• **Directions**
Reproduce verbatim everything from the start of the records down to the line containing "- chart-plot-area: £0", with that line included.

• **Source data**
=======

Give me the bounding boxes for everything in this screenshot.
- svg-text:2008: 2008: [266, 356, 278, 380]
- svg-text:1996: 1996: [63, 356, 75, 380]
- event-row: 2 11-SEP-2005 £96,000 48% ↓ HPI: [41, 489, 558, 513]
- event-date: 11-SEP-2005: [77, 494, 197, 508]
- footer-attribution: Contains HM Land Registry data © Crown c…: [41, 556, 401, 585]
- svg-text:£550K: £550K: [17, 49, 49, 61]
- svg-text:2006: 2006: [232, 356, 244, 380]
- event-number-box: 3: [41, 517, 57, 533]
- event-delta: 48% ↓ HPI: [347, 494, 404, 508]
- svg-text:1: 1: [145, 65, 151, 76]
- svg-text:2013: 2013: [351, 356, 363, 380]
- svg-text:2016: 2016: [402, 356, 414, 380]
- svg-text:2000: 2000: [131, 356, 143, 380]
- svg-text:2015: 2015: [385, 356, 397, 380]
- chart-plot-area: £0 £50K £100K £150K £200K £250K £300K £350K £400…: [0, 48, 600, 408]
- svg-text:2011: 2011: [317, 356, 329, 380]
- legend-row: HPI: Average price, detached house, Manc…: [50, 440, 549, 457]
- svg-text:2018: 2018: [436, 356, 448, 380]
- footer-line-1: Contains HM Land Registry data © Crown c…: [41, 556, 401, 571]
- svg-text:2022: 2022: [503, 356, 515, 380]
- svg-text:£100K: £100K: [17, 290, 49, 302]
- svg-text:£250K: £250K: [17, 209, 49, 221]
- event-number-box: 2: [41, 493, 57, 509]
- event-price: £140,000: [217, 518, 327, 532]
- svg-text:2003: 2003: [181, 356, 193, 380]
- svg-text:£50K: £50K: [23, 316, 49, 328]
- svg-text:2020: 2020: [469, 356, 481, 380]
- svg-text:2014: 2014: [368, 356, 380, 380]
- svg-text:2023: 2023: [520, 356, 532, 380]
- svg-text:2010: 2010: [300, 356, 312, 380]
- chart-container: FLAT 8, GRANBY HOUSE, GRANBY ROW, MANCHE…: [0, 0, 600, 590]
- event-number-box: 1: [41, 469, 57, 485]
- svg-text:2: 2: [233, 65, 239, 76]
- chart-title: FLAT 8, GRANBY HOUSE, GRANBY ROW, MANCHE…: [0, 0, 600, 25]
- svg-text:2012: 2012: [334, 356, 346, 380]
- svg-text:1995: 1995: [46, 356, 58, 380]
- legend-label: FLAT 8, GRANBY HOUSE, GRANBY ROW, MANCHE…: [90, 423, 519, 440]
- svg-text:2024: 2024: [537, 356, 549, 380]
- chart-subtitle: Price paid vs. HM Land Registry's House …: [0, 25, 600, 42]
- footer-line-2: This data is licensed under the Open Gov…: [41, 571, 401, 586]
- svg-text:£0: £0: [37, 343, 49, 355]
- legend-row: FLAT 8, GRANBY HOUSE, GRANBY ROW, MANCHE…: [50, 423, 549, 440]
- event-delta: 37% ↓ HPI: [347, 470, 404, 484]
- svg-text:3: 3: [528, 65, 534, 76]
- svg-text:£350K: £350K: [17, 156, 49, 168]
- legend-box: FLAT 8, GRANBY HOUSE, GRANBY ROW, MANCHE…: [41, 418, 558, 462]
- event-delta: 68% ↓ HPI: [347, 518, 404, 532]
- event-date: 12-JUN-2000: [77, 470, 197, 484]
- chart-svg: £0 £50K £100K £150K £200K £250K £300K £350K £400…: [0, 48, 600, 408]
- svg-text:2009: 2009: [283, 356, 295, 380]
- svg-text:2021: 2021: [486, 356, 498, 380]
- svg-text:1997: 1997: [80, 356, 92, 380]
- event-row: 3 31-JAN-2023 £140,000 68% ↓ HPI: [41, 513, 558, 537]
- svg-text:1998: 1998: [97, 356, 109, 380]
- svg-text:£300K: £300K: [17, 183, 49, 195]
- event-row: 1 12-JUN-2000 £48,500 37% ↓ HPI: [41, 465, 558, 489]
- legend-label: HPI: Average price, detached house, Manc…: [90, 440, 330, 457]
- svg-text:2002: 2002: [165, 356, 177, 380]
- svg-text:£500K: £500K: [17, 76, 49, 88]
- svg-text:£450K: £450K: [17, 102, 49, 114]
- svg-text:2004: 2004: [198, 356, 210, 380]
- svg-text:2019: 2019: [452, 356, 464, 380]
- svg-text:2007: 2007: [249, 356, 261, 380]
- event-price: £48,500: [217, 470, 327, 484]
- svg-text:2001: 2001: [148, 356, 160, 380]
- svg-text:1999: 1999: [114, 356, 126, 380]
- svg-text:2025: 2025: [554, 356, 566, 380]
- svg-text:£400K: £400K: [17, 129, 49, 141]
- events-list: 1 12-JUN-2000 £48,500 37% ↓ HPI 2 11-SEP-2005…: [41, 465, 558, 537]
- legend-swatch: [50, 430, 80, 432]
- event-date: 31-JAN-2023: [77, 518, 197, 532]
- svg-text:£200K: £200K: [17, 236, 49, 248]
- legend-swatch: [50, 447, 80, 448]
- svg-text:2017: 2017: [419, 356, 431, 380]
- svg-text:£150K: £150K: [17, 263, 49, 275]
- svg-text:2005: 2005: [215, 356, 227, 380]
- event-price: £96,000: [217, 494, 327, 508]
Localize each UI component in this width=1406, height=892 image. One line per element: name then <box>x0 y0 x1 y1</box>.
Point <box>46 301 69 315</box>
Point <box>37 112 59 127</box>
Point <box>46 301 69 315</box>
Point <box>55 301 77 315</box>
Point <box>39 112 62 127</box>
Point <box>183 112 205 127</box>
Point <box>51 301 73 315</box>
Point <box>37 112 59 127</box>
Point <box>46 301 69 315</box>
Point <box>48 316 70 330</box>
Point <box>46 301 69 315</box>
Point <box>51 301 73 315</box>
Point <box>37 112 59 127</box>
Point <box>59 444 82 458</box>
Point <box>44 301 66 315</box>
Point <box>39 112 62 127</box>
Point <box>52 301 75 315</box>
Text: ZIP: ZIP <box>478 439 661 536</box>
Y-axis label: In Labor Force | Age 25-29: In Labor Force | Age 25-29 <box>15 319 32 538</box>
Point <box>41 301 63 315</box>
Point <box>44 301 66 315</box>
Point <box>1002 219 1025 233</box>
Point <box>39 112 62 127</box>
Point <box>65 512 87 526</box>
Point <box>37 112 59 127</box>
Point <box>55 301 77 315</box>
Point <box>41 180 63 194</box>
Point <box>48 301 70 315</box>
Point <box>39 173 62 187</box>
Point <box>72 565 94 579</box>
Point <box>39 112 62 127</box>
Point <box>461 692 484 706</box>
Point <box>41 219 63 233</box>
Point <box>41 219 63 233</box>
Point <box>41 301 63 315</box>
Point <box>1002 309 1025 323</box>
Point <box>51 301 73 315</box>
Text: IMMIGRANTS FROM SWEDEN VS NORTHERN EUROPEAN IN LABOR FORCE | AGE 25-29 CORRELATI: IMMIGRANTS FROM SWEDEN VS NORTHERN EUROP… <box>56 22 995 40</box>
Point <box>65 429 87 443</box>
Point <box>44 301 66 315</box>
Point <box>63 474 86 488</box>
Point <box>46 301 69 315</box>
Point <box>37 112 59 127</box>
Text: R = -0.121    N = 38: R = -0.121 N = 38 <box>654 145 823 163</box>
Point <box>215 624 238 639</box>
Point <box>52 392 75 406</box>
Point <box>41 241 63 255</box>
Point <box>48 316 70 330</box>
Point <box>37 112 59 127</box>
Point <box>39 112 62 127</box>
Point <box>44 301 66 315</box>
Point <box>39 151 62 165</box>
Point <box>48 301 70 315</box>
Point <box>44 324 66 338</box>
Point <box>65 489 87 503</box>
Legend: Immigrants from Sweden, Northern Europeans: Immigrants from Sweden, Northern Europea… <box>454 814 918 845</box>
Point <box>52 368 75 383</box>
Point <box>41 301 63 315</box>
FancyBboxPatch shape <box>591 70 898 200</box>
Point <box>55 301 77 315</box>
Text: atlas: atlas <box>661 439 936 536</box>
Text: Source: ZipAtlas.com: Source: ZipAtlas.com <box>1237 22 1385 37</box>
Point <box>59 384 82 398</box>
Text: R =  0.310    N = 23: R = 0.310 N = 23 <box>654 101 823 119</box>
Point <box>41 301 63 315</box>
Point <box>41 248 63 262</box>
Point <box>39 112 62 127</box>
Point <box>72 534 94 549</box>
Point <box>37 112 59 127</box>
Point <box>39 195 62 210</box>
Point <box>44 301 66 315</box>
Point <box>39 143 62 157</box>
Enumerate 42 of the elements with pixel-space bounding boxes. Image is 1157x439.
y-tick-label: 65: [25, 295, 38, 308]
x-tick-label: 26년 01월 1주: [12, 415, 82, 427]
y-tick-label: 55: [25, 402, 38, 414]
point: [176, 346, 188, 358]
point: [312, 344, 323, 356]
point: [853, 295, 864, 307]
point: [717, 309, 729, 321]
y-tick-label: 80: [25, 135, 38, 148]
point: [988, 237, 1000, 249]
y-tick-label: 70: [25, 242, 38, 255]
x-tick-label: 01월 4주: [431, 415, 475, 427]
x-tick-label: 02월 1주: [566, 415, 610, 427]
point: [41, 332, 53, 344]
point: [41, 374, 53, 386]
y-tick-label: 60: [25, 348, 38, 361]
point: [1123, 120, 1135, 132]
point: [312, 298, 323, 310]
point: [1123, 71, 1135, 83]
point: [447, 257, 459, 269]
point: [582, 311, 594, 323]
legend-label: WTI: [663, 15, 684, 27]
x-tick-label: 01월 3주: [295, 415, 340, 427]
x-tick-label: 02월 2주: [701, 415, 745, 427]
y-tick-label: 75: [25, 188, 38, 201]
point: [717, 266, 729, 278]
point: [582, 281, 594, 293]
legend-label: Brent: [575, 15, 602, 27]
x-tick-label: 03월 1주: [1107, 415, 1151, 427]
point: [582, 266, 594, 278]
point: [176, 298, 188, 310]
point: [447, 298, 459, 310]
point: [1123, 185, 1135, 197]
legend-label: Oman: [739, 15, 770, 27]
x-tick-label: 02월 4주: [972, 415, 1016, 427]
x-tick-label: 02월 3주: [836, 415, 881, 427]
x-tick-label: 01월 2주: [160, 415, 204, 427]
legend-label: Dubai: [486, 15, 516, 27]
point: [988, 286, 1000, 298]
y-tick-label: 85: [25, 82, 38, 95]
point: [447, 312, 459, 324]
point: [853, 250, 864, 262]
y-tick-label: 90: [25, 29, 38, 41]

=======

• **Result for this task**
Give me the bounding boxes for everything in this screenshot.
- svg-text:2008: 2008: [266, 356, 278, 380]
- svg-text:1996: 1996: [63, 356, 75, 380]
- event-row: 2 11-SEP-2005 £96,000 48% ↓ HPI: [41, 489, 558, 513]
- event-date: 11-SEP-2005: [77, 494, 197, 508]
- footer-attribution: Contains HM Land Registry data © Crown c…: [41, 556, 401, 585]
- svg-text:£550K: £550K: [17, 49, 49, 61]
- svg-text:2006: 2006: [232, 356, 244, 380]
- event-number-box: 3: [41, 517, 57, 533]
- event-delta: 48% ↓ HPI: [347, 494, 404, 508]
- svg-text:1: 1: [145, 65, 151, 76]
- svg-text:2013: 2013: [351, 356, 363, 380]
- svg-text:2016: 2016: [402, 356, 414, 380]
- svg-text:2000: 2000: [131, 356, 143, 380]
- svg-text:2015: 2015: [385, 356, 397, 380]
- chart-plot-area: £0 £50K £100K £150K £200K £250K £300K £350K £400…: [0, 48, 600, 408]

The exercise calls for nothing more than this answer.